= Dataset entries =
* * *

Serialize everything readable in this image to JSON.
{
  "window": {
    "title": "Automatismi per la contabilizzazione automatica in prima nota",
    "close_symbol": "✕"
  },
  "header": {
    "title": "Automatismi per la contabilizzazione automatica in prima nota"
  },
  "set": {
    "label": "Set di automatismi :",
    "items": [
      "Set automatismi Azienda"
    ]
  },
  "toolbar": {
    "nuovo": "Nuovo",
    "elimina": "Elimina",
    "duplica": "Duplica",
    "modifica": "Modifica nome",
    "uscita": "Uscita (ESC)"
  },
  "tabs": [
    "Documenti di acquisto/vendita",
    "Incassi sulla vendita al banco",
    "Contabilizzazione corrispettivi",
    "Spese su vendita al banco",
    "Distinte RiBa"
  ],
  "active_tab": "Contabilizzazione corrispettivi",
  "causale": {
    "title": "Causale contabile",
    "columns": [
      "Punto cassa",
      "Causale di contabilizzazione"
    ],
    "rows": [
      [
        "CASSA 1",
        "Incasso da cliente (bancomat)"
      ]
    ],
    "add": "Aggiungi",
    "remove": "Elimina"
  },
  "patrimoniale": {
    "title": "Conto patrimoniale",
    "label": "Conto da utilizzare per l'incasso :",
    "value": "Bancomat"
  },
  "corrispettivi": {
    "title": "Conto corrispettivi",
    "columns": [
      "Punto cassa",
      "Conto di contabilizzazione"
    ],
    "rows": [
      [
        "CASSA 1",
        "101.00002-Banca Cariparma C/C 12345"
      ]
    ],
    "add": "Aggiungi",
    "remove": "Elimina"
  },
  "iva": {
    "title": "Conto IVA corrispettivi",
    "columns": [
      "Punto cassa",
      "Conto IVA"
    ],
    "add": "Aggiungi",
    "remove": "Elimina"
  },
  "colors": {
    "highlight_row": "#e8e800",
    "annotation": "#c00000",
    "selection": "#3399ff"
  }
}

* * *

Restate the data above exactly, keeping each word as it stands.

= Written response =
Serialize everything readable in this image to JSON.
{
  "window": {
    "title": "Automatismi per la contabilizzazione automatica in prima nota",
    "close_symbol": "✕"
  },
  "header": {
    "title": "Automatismi per la contabilizzazione automatica in prima nota"
  },
  "set": {
    "label": "Set di automatismi :",
    "items": [
      "Set automatismi Azienda"
    ]
  },
  "toolbar": {
    "nuovo": "Nuovo",
    "elimina": "Elimina",
    "duplica": "Duplica",
    "modifica": "Modifica nome",
    "uscita": "Uscita (ESC)"
  },
  "tabs": [
    "Documenti di acquisto/vendita",
    "Incassi sulla vendita al banco",
    "Contabilizzazione corrispettivi",
    "Spese su vendita al banco",
    "Distinte RiBa"
  ],
  "active_tab": "Contabilizzazione corrispettivi",
  "causale": {
    "title": "Causale contabile",
    "columns": [
      "Punto cassa",
      "Causale di contabilizzazione"
    ],
    "rows": [
      [
        "CASSA 1",
        "Incasso da cliente (bancomat)"
      ]
    ],
    "add": "Aggiungi",
    "remove": "Elimina"
  },
  "patrimoniale": {
    "title": "Conto patrimoniale",
    "label": "Conto da utilizzare per l'incasso :",
    "value": "Bancomat"
  },
  "corrispettivi": {
    "title": "Conto corrispettivi",
    "columns": [
      "Punto cassa",
      "Conto di contabilizzazione"
    ],
    "rows": [
      [
        "CASSA 1",
        "101.00002-Banca Cariparma C/C 12345"
      ]
    ],
    "add": "Aggiungi",
    "remove": "Elimina"
  },
  "iva": {
    "title": "Conto IVA corrispettivi",
    "columns": [
      "Punto cassa",
      "Conto IVA"
    ],
    "add": "Aggiungi",
    "remove": "Elimina"
  },
  "colors": {
    "highlight_row": "#e8e800",
    "annotation": "#c00000",
    "selection": "#3399ff"
  }
}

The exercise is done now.